Cage

Last updated: April 29, 2026

Quick Definition

An MMA cage is a fenced enclosure, usually octagonal, that holds the fighters inside the competition area, while an MMA ring is a square platform bordered by elastic ropes, similar to a boxing ring. Most major MMA promotions today use a cage; rings are mostly associated with older Japanese MMA and a small number of current organisations.

What’s the difference between an MMA cage and a ring?

The cage and the ring are both fighting enclosures, but they are built on opposite design philosophies. A cage uses solid, padded fencing to contain fighters; a ring uses ropes that flex, give, and have gaps between them. That single structural difference shapes everything else, from how a fight feels to which combat sport the enclosure looks like it belongs to.

A cage signals MMA. A ring signals boxing or kickboxing. Both have been used for sanctioned mixed martial arts under the Unified Rules of MMA, which permit a fight to be held in either a ring or a fenced area. According to the Unified Rules, a fenced area can be round or have at least six sides, which is why some promotions have used hexagons or decagons rather than the more familiar octagon (Wikipedia).

What is an MMA cage?

An MMA cage is a fenced, multi-sided fighting enclosure used to contain fighters during a mixed martial arts bout. The walls are made of metal chain-link fencing, usually coated in vinyl, with foam padding around the top of the fence and at the joints between sections. The cage sits on a raised platform with a canvas-covered, padded floor.

The cage was popularised by the Ultimate Fighting Championship in 1993, when the UFC’s founders, including Rorion Gracie, wanted a fighting area that did not look or feel like a boxing ring. The aim was to give MMA its own visual identity and to keep fighters from falling out of the competition area during takedowns and scrambles, which can happen in a ring with ropes (Quora; Speak MMA).

In modern MMA, the cage is more than a boundary. Fighters press opponents against it to control posture, set up takedowns, defend takedowns, and stand back up from the ground. This skillset is called cage wrestling or cage craft, and it is one of the things that separates an experienced MMA fighter from a striker or grappler crossing over from a single discipline.

### Given task
Repeat the stretch of the article on MMA cages and rings from "An MMA cage is a fenced, multi-sided" through "canvas-covered, padded floor.", word for word. The material that comes after this article on MMA cages and rings is separate from it.

### Excerpted records
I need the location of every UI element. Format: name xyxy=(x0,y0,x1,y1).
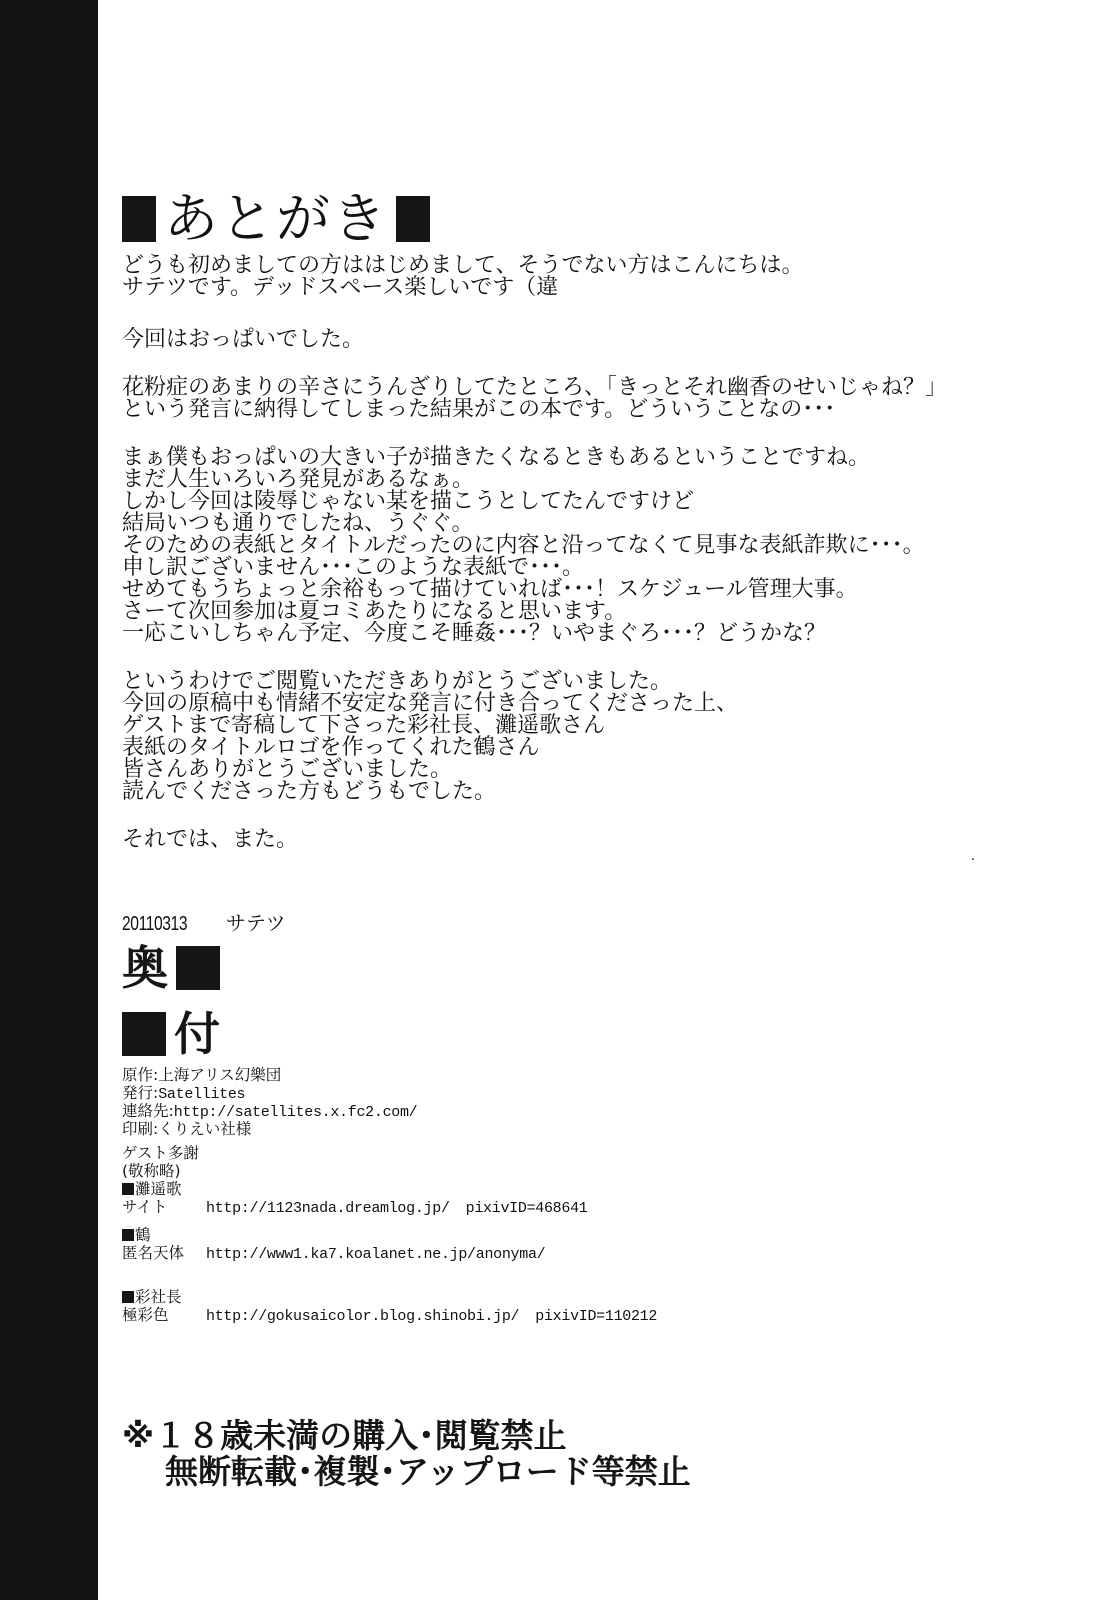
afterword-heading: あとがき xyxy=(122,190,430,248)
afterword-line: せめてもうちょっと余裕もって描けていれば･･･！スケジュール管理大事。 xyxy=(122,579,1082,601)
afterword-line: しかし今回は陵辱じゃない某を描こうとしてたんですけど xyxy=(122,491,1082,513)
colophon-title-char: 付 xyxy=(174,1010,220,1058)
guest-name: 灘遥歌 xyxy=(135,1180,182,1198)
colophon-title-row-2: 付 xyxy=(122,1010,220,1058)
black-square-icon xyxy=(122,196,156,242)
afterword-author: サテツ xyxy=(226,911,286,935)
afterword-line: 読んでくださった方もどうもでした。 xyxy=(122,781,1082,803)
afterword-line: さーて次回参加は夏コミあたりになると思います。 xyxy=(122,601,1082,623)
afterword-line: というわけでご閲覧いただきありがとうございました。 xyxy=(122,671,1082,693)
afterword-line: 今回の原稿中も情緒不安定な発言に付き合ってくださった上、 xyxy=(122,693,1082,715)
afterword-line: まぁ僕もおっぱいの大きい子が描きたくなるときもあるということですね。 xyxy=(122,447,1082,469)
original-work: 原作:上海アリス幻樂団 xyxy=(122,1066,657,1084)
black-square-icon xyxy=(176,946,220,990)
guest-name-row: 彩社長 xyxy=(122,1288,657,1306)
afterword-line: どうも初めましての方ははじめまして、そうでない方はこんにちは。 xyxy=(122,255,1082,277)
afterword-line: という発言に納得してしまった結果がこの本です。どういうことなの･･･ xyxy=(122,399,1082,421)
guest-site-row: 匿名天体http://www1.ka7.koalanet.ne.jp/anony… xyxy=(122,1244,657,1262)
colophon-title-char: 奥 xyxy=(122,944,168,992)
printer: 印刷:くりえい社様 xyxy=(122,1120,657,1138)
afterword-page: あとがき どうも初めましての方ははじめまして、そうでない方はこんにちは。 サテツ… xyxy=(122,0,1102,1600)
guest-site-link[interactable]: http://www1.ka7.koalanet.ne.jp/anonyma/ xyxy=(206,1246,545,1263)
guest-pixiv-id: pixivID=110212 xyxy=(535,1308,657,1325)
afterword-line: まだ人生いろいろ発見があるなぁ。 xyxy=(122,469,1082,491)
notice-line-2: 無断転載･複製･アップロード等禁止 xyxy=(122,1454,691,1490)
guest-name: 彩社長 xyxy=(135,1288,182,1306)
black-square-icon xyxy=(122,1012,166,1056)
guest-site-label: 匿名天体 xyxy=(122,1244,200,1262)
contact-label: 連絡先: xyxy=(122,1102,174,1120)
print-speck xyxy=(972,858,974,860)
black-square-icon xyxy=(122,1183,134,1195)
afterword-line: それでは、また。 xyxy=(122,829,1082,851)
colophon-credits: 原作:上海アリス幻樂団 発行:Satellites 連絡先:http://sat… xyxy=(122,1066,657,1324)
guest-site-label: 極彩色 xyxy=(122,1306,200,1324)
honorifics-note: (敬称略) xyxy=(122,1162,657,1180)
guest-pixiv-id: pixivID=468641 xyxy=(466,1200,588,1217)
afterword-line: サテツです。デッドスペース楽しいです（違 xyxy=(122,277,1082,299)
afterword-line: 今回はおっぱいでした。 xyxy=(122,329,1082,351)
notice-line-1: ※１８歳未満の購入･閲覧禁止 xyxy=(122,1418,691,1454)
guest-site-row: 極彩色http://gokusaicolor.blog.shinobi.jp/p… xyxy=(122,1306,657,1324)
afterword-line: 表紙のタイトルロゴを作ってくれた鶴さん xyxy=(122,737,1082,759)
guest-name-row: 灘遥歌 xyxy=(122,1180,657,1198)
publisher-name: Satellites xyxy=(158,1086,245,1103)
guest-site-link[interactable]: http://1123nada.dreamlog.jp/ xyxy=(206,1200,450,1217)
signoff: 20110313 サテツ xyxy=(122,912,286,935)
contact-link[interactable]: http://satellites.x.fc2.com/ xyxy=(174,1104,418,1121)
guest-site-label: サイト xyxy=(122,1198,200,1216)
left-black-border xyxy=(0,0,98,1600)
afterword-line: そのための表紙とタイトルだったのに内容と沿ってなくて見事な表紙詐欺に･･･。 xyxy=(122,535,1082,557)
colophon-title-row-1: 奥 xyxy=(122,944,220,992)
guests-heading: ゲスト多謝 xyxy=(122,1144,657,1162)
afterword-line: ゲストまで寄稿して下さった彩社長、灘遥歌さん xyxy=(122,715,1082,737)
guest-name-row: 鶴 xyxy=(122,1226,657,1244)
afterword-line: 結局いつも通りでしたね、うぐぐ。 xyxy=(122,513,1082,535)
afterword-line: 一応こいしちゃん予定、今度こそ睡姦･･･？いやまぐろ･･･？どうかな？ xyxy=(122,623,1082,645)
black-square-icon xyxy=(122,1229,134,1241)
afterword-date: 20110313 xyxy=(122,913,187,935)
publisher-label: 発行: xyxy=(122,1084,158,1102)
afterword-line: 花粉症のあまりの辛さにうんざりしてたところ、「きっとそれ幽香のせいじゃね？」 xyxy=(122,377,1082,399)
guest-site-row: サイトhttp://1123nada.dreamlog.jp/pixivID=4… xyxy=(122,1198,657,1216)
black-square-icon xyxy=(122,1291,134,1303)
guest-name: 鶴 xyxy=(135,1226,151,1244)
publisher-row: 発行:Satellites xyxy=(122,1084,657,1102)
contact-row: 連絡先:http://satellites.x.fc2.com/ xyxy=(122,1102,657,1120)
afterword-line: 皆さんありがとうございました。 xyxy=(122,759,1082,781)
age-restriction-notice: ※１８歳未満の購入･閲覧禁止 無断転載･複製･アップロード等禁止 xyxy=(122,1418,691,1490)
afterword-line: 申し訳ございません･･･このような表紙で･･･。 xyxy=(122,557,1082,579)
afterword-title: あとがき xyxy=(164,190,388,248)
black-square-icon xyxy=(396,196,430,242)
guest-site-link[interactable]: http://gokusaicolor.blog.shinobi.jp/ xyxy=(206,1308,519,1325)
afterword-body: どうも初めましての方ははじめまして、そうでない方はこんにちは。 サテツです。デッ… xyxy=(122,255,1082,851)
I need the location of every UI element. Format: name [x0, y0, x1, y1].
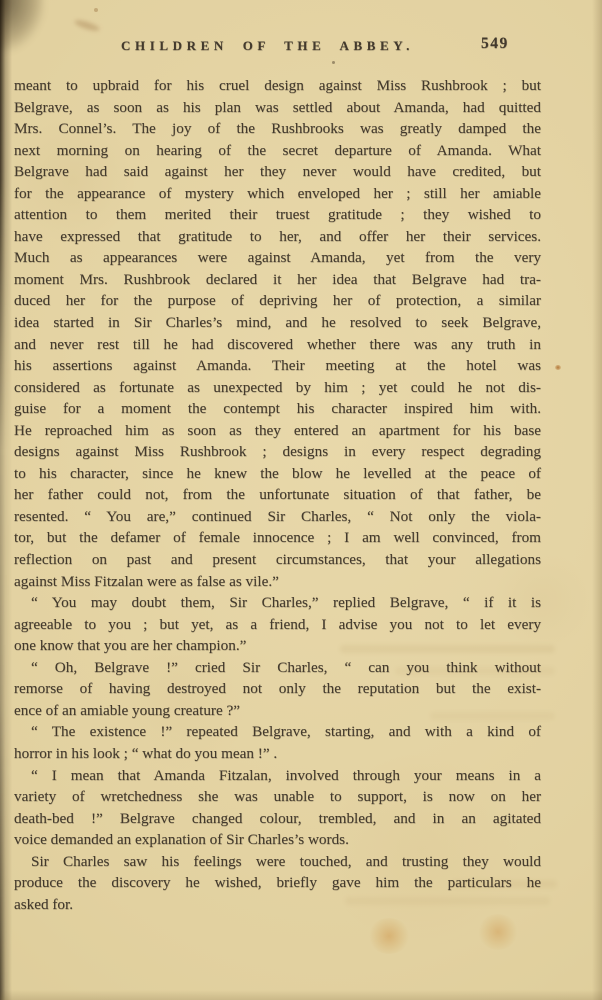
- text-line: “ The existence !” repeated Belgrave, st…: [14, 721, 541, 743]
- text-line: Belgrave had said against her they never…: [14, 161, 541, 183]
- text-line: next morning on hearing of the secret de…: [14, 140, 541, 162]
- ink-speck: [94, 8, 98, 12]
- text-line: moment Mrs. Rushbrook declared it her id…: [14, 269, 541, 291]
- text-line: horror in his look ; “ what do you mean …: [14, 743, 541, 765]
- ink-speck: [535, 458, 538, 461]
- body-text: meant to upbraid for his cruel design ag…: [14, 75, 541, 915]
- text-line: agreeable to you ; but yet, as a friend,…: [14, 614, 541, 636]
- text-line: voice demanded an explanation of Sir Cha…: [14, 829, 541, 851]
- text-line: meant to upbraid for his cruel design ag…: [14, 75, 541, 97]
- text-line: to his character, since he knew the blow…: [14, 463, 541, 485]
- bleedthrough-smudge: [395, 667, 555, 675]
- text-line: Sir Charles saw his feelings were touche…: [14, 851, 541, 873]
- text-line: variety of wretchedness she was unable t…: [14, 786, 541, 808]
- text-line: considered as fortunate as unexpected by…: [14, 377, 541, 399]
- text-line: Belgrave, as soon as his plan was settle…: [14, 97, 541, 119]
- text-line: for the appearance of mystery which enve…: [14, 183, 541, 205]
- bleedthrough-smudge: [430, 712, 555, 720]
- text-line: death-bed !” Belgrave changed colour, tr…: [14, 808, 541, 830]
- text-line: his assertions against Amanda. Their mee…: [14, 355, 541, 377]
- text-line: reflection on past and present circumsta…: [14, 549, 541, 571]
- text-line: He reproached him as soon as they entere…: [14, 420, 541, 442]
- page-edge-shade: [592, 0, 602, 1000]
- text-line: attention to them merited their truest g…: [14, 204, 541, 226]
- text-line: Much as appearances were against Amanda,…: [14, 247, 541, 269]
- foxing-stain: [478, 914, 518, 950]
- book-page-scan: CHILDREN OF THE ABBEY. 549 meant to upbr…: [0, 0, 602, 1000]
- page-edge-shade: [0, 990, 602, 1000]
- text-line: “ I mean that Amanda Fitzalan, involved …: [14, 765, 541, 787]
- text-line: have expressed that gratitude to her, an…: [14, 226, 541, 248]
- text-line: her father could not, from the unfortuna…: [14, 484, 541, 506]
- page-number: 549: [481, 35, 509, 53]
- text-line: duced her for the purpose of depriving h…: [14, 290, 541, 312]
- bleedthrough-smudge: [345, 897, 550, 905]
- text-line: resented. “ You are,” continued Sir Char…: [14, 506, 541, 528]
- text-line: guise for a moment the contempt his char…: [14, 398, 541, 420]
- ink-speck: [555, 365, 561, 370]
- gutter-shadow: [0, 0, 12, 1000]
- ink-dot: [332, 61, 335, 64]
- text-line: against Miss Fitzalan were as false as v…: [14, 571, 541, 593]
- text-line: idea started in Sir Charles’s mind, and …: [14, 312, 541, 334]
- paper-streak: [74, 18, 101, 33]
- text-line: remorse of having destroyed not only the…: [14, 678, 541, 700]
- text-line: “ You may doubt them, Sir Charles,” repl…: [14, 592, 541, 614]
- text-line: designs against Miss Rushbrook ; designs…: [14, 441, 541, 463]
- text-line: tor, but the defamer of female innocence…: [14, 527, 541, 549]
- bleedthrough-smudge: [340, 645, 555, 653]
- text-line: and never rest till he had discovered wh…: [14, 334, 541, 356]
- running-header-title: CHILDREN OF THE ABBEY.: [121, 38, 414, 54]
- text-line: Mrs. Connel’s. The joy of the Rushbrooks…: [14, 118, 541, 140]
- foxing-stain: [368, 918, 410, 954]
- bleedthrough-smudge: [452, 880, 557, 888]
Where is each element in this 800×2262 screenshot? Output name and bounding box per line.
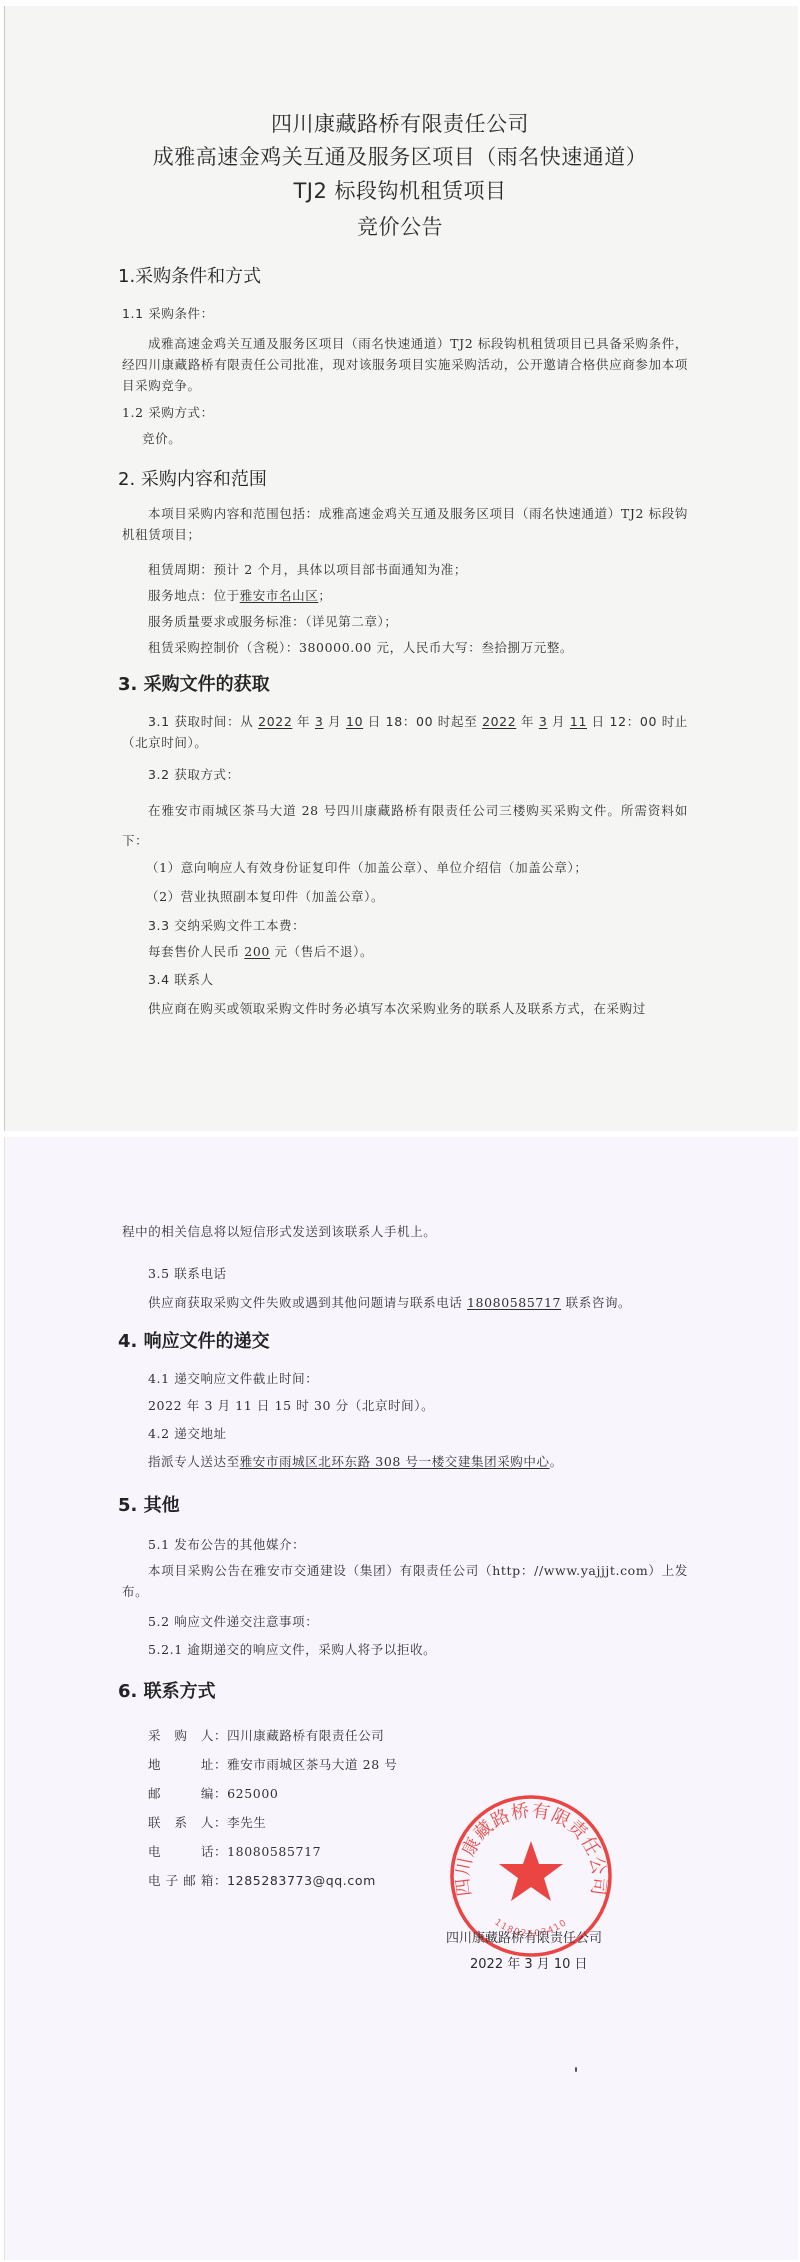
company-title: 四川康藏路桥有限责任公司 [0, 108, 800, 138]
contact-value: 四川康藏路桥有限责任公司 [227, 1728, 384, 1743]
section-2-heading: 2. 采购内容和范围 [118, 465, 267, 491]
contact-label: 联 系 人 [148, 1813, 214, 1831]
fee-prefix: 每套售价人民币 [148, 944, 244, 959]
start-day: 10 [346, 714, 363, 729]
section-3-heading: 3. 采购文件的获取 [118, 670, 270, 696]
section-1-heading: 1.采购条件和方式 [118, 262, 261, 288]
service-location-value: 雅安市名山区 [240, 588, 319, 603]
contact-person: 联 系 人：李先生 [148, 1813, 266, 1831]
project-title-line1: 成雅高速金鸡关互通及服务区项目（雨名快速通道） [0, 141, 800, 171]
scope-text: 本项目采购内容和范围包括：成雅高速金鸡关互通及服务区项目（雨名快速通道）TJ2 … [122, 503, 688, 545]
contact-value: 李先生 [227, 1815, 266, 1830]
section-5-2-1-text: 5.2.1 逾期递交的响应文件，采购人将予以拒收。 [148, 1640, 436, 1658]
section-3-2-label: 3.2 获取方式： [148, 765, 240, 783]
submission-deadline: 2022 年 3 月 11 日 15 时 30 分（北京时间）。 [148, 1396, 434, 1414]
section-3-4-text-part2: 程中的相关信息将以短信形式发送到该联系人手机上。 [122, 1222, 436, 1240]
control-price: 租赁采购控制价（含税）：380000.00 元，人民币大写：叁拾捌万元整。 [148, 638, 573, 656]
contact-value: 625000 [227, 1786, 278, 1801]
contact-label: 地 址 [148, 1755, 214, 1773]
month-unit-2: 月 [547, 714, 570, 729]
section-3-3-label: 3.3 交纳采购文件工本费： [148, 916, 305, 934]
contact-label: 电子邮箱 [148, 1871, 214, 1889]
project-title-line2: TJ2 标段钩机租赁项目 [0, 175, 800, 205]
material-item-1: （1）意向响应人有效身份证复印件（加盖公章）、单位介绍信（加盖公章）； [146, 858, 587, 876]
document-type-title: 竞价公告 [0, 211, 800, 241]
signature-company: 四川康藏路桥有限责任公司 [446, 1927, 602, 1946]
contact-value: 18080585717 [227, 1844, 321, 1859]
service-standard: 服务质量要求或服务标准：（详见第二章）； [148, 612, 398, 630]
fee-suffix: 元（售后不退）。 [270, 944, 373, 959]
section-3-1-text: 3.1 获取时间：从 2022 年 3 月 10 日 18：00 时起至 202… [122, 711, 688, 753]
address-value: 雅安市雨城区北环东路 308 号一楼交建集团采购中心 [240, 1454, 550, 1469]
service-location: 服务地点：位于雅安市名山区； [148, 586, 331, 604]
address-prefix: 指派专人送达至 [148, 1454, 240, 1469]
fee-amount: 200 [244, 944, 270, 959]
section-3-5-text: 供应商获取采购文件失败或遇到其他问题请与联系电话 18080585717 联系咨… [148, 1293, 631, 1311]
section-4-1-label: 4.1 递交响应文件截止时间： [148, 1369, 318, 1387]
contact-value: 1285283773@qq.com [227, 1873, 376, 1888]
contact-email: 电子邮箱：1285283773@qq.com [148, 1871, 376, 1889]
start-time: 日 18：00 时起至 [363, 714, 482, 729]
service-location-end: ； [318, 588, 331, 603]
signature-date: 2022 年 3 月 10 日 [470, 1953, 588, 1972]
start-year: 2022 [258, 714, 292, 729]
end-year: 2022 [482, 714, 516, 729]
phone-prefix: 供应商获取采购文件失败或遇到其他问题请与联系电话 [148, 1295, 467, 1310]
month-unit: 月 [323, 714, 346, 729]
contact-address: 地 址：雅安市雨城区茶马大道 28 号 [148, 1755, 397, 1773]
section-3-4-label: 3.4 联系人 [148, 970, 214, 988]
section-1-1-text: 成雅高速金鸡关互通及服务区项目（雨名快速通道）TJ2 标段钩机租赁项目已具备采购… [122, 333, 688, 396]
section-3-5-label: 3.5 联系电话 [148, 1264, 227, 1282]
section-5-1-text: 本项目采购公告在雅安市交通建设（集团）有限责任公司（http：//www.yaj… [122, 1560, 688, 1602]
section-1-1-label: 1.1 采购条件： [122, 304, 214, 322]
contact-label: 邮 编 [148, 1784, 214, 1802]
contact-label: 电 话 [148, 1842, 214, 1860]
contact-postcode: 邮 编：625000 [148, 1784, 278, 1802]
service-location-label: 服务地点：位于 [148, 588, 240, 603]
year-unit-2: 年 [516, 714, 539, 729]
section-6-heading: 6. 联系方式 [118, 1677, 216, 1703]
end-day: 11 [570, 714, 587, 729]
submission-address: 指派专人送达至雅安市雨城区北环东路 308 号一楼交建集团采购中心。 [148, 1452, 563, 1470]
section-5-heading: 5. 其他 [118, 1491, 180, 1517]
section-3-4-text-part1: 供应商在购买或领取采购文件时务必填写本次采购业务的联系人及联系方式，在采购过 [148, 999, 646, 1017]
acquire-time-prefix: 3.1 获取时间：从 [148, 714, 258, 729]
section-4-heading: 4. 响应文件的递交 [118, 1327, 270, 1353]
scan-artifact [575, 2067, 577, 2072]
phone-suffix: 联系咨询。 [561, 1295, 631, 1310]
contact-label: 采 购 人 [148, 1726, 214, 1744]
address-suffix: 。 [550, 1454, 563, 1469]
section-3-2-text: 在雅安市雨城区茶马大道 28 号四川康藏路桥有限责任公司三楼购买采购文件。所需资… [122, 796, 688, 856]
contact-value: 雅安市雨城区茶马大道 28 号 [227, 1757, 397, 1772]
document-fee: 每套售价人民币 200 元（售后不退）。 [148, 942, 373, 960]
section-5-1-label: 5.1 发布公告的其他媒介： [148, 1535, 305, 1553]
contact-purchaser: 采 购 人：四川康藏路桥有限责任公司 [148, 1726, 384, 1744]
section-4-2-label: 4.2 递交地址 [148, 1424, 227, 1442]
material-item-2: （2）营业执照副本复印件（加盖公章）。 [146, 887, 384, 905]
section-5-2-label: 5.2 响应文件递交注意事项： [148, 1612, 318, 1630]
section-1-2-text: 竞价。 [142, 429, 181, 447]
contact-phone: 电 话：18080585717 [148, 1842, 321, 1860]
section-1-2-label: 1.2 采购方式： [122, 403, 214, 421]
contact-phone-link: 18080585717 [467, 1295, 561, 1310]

### Task output
An MMA cage is a fenced, multi-sided fighting enclosure used to contain fighters during a mixed martial arts bout. The walls are made of metal chain-link fencing, usually coated in vinyl, with foam padding around the top of the fence and at the joints between sections. The cage sits on a raised platform with a canvas-covered, padded floor.